§ Your objective
Every line that holds "aber" should be shown.

§ Material supplied

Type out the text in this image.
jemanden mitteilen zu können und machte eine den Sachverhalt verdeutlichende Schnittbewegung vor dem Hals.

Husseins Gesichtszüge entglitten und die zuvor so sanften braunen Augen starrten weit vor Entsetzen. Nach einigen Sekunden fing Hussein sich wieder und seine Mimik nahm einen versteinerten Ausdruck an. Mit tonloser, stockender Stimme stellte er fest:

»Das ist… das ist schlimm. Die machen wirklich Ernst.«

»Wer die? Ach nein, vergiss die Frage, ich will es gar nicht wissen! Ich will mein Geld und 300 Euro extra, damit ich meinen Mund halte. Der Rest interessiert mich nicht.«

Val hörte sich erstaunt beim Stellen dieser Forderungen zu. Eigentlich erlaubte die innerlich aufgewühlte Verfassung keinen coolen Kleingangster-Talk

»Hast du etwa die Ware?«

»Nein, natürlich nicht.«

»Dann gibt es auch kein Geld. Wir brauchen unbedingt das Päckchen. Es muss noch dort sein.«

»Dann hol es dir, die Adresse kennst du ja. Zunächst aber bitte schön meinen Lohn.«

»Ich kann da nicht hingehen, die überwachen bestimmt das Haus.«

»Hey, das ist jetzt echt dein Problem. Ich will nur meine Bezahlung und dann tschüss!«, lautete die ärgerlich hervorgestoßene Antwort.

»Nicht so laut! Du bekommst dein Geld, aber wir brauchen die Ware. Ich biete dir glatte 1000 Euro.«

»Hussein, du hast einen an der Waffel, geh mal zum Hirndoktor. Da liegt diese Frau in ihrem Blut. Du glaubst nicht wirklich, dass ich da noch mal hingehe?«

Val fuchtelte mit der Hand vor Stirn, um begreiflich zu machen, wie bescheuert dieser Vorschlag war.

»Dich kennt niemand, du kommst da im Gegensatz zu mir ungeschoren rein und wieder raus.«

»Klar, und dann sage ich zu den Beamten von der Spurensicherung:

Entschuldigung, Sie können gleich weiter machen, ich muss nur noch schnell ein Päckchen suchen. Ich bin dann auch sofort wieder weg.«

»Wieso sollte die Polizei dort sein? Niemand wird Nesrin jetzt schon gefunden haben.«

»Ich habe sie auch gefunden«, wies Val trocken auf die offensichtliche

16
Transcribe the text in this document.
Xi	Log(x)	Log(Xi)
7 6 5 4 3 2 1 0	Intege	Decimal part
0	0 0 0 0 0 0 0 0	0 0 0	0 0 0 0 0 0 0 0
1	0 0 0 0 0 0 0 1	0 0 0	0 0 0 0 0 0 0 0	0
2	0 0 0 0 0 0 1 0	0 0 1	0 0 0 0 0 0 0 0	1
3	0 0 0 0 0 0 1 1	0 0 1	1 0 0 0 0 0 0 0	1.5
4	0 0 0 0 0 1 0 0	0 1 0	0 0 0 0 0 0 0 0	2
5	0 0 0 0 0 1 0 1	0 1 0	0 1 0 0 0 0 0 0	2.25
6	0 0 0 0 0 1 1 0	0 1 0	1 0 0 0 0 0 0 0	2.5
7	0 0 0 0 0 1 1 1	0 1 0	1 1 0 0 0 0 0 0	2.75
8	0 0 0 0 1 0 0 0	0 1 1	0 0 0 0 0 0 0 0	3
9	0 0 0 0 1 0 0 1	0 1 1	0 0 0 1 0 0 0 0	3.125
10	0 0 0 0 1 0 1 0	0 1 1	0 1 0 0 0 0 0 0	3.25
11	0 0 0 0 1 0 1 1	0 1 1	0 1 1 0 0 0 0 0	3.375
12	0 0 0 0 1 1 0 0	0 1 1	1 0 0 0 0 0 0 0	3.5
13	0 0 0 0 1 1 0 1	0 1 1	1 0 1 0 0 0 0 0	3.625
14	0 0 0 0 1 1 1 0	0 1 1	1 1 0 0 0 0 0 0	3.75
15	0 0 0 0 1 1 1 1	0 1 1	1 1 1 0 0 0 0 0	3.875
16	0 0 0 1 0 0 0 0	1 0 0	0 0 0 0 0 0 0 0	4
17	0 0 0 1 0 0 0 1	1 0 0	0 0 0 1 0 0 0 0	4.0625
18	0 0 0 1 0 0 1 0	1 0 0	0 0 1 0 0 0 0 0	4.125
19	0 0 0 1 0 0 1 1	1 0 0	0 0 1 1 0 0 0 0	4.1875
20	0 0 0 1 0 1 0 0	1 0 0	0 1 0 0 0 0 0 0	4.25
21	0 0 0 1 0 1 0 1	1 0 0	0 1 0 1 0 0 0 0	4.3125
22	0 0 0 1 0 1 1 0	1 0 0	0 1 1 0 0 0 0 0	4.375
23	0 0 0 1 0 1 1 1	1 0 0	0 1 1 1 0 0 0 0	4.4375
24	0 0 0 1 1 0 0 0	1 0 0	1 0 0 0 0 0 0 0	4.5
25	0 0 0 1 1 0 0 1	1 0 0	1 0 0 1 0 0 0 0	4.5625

§ Final result
»Dann hol es dir, die Adresse kennst du ja. Zunächst aber bitte schön meinen Lohn.«
»Nicht so laut! Du bekommst dein Geld, aber wir brauchen die Ware. Ich biete dir glatte 1000 Euro.«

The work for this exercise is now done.